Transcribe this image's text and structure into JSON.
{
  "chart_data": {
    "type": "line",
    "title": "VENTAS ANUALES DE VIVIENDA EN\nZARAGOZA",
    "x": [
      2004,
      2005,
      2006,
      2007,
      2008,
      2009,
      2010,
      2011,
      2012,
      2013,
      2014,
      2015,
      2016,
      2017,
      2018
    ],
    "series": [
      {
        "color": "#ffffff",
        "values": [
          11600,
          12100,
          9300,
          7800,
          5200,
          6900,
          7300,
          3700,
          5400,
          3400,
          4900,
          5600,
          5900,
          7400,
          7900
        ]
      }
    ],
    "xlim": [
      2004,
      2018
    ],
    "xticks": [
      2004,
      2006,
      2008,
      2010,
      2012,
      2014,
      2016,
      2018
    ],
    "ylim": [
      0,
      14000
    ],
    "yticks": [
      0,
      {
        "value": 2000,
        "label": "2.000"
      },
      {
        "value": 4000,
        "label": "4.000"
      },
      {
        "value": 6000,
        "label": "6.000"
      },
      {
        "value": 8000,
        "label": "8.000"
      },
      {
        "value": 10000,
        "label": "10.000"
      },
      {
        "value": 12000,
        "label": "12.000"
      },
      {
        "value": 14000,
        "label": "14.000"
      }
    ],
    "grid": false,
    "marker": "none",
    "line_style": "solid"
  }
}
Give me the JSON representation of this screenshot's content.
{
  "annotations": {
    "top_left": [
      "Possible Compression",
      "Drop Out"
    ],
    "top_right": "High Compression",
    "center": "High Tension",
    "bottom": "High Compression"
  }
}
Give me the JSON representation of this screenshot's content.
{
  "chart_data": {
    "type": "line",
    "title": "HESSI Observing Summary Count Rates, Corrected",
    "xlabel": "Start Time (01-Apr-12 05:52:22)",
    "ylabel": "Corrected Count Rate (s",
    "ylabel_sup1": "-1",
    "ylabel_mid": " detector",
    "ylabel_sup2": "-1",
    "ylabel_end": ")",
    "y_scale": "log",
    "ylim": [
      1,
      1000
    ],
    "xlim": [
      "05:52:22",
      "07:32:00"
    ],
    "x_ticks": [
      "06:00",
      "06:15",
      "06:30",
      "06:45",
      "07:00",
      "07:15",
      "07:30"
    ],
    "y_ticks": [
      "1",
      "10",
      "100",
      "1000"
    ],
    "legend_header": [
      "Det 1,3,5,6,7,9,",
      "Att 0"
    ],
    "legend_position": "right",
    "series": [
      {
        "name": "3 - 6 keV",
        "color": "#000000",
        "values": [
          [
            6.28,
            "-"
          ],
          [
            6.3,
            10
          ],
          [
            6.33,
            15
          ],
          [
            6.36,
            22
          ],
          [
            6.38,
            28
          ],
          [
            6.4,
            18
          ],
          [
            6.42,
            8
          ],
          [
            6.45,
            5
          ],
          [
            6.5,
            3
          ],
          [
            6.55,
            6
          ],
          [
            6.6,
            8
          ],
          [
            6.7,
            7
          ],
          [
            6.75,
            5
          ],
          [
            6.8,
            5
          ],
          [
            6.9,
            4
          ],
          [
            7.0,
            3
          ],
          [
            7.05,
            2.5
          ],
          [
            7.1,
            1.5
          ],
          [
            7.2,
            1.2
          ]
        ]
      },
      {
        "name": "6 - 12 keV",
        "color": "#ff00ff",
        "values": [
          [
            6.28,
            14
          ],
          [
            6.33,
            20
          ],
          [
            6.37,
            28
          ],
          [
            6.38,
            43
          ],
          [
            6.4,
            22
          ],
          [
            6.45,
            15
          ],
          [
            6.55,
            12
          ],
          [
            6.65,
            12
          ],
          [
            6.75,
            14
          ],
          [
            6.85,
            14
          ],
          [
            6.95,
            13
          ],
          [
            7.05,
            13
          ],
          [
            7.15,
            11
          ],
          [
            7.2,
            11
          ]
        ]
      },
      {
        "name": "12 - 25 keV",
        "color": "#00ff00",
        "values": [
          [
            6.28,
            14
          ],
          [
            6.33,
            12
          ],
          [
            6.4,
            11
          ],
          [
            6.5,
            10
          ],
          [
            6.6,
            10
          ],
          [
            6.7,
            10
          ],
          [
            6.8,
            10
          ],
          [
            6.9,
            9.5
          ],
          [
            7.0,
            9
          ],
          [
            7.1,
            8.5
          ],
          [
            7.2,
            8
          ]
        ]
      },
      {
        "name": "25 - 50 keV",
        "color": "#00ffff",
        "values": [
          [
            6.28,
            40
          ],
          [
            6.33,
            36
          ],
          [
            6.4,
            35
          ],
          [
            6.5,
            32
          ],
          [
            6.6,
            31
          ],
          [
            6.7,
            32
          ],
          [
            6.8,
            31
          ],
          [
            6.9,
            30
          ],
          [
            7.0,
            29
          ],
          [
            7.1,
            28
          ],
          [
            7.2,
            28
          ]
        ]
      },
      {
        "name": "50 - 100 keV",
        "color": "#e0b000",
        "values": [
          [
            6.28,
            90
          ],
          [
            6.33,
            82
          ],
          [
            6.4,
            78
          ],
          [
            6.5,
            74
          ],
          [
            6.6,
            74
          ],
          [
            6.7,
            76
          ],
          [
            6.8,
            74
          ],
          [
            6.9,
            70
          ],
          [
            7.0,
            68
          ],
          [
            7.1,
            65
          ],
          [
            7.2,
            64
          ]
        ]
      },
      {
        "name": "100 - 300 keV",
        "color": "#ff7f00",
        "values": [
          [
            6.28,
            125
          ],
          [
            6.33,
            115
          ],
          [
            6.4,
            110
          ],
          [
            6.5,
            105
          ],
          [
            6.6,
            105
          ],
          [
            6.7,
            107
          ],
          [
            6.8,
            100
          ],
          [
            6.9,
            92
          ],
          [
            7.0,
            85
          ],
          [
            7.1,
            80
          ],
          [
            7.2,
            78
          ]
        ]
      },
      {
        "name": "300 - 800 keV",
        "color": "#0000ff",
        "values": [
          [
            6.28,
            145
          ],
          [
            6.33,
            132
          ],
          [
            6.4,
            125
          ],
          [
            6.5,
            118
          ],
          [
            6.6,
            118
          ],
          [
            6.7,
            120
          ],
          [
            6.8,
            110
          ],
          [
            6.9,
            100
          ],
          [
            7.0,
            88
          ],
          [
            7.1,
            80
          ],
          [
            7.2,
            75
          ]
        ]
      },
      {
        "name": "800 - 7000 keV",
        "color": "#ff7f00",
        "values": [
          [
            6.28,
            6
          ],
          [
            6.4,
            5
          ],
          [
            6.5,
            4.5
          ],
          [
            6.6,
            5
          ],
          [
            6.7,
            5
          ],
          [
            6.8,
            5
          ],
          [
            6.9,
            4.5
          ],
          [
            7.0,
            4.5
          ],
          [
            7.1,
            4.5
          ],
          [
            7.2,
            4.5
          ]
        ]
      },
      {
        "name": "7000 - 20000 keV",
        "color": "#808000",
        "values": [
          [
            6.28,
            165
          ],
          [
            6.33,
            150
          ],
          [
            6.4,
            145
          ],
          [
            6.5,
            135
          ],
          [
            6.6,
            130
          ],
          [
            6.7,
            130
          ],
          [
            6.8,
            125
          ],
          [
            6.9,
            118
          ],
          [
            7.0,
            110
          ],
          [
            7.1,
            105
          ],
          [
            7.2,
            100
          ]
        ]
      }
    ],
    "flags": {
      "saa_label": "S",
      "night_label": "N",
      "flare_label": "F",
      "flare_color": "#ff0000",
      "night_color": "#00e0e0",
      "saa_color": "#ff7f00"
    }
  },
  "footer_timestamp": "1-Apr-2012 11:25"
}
▬▬▬▬▬▬
### Stated task:
Restate the listing above word for word.

### Written response:
Transcribe this image's text and structure into JSON.
{
  "chart_data": {
    "type": "line",
    "title": "VENTAS ANUALES DE VIVIENDA EN\nZARAGOZA",
    "x": [
      2004,
      2005,
      2006,
      2007,
      2008,
      2009,
      2010,
      2011,
      2012,
      2013,
      2014,
      2015,
      2016,
      2017,
      2018
    ],
    "series": [
      {
        "color": "#ffffff",
        "values": [
          11600,
          12100,
          9300,
          7800,
          5200,
          6900,
          7300,
          3700,
          5400,
          3400,
          4900,
          5600,
          5900,
          7400,
          7900
        ]
      }
    ],
    "xlim": [
      2004,
      2018
    ],
    "xticks": [
      2004,
      2006,
      2008,
      2010,
      2012,
      2014,
      2016,
      2018
    ],
    "ylim": [
      0,
      14000
    ],
    "yticks": [
      0,
      {
        "value": 2000,
        "label": "2.000"
      },
      {
        "value": 4000,
        "label": "4.000"
      },
      {
        "value": 6000,
        "label": "6.000"
      },
      {
        "value": 8000,
        "label": "8.000"
      },
      {
        "value": 10000,
        "label": "10.000"
      },
      {
        "value": 12000,
        "label": "12.000"
      },
      {
        "value": 14000,
        "label": "14.000"
      }
    ],
    "grid": false,
    "marker": "none",
    "line_style": "solid"
  }
}
Give me the JSON representation of this screenshot's content.
{
  "annotations": {
    "top_left": [
      "Possible Compression",
      "Drop Out"
    ],
    "top_right": "High Compression",
    "center": "High Tension",
    "bottom": "High Compression"
  }
}
Give me the JSON representation of this screenshot's content.
{
  "chart_data": {
    "type": "line",
    "title": "HESSI Observing Summary Count Rates, Corrected",
    "xlabel": "Start Time (01-Apr-12 05:52:22)",
    "ylabel": "Corrected Count Rate (s",
    "ylabel_sup1": "-1",
    "ylabel_mid": " detector",
    "ylabel_sup2": "-1",
    "ylabel_end": ")",
    "y_scale": "log",
    "ylim": [
      1,
      1000
    ],
    "xlim": [
      "05:52:22",
      "07:32:00"
    ],
    "x_ticks": [
      "06:00",
      "06:15",
      "06:30",
      "06:45",
      "07:00",
      "07:15",
      "07:30"
    ],
    "y_ticks": [
      "1",
      "10",
      "100",
      "1000"
    ],
    "legend_header": [
      "Det 1,3,5,6,7,9,",
      "Att 0"
    ],
    "legend_position": "right",
    "series": [
      {
        "name": "3 - 6 keV",
        "color": "#000000",
        "values": [
          [
            6.28,
            "-"
          ],
          [
            6.3,
            10
          ],
          [
            6.33,
            15
          ],
          [
            6.36,
            22
          ],
          [
            6.38,
            28
          ],
          [
            6.4,
            18
          ],
          [
            6.42,
            8
          ],
          [
            6.45,
            5
          ],
          [
            6.5,
            3
          ],
          [
            6.55,
            6
          ],
          [
            6.6,
            8
          ],
          [
            6.7,
            7
          ],
          [
            6.75,
            5
          ],
          [
            6.8,
            5
          ],
          [
            6.9,
            4
          ],
          [
            7.0,
            3
          ],
          [
            7.05,
            2.5
          ],
          [
            7.1,
            1.5
          ],
          [
            7.2,
            1.2
          ]
        ]
      },
      {
        "name": "6 - 12 keV",
        "color": "#ff00ff",
        "values": [
          [
            6.28,
            14
          ],
          [
            6.33,
            20
          ],
          [
            6.37,
            28
          ],
          [
            6.38,
            43
          ],
          [
            6.4,
            22
          ],
          [
            6.45,
            15
          ],
          [
            6.55,
            12
          ],
          [
            6.65,
            12
          ],
          [
            6.75,
            14
          ],
          [
            6.85,
            14
          ],
          [
            6.95,
            13
          ],
          [
            7.05,
            13
          ],
          [
            7.15,
            11
          ],
          [
            7.2,
            11
          ]
        ]
      },
      {
        "name": "12 - 25 keV",
        "color": "#00ff00",
        "values": [
          [
            6.28,
            14
          ],
          [
            6.33,
            12
          ],
          [
            6.4,
            11
          ],
          [
            6.5,
            10
          ],
          [
            6.6,
            10
          ],
          [
            6.7,
            10
          ],
          [
            6.8,
            10
          ],
          [
            6.9,
            9.5
          ],
          [
            7.0,
            9
          ],
          [
            7.1,
            8.5
          ],
          [
            7.2,
            8
          ]
        ]
      },
      {
        "name": "25 - 50 keV",
        "color": "#00ffff",
        "values": [
          [
            6.28,
            40
          ],
          [
            6.33,
            36
          ],
          [
            6.4,
            35
          ],
          [
            6.5,
            32
          ],
          [
            6.6,
            31
          ],
          [
            6.7,
            32
          ],
          [
            6.8,
            31
          ],
          [
            6.9,
            30
          ],
          [
            7.0,
            29
          ],
          [
            7.1,
            28
          ],
          [
            7.2,
            28
          ]
        ]
      },
      {
        "name": "50 - 100 keV",
        "color": "#e0b000",
        "values": [
          [
            6.28,
            90
          ],
          [
            6.33,
            82
          ],
          [
            6.4,
            78
          ],
          [
            6.5,
            74
          ],
          [
            6.6,
            74
          ],
          [
            6.7,
            76
          ],
          [
            6.8,
            74
          ],
          [
            6.9,
            70
          ],
          [
            7.0,
            68
          ],
          [
            7.1,
            65
          ],
          [
            7.2,
            64
          ]
        ]
      },
      {
        "name": "100 - 300 keV",
        "color": "#ff7f00",
        "values": [
          [
            6.28,
            125
          ],
          [
            6.33,
            115
          ],
          [
            6.4,
            110
          ],
          [
            6.5,
            105
          ],
          [
            6.6,
            105
          ],
          [
            6.7,
            107
          ],
          [
            6.8,
            100
          ],
          [
            6.9,
            92
          ],
          [
            7.0,
            85
          ],
          [
            7.1,
            80
          ],
          [
            7.2,
            78
          ]
        ]
      },
      {
        "name": "300 - 800 keV",
        "color": "#0000ff",
        "values": [
          [
            6.28,
            145
          ],
          [
            6.33,
            132
          ],
          [
            6.4,
            125
          ],
          [
            6.5,
            118
          ],
          [
            6.6,
            118
          ],
          [
            6.7,
            120
          ],
          [
            6.8,
            110
          ],
          [
            6.9,
            100
          ],
          [
            7.0,
            88
          ],
          [
            7.1,
            80
          ],
          [
            7.2,
            75
          ]
        ]
      },
      {
        "name": "800 - 7000 keV",
        "color": "#ff7f00",
        "values": [
          [
            6.28,
            6
          ],
          [
            6.4,
            5
          ],
          [
            6.5,
            4.5
          ],
          [
            6.6,
            5
          ],
          [
            6.7,
            5
          ],
          [
            6.8,
            5
          ],
          [
            6.9,
            4.5
          ],
          [
            7.0,
            4.5
          ],
          [
            7.1,
            4.5
          ],
          [
            7.2,
            4.5
          ]
        ]
      },
      {
        "name": "7000 - 20000 keV",
        "color": "#808000",
        "values": [
          [
            6.28,
            165
          ],
          [
            6.33,
            150
          ],
          [
            6.4,
            145
          ],
          [
            6.5,
            135
          ],
          [
            6.6,
            130
          ],
          [
            6.7,
            130
          ],
          [
            6.8,
            125
          ],
          [
            6.9,
            118
          ],
          [
            7.0,
            110
          ],
          [
            7.1,
            105
          ],
          [
            7.2,
            100
          ]
        ]
      }
    ],
    "flags": {
      "saa_label": "S",
      "night_label": "N",
      "flare_label": "F",
      "flare_color": "#ff0000",
      "night_color": "#00e0e0",
      "saa_color": "#ff7f00"
    }
  },
  "footer_timestamp": "1-Apr-2012 11:25"
}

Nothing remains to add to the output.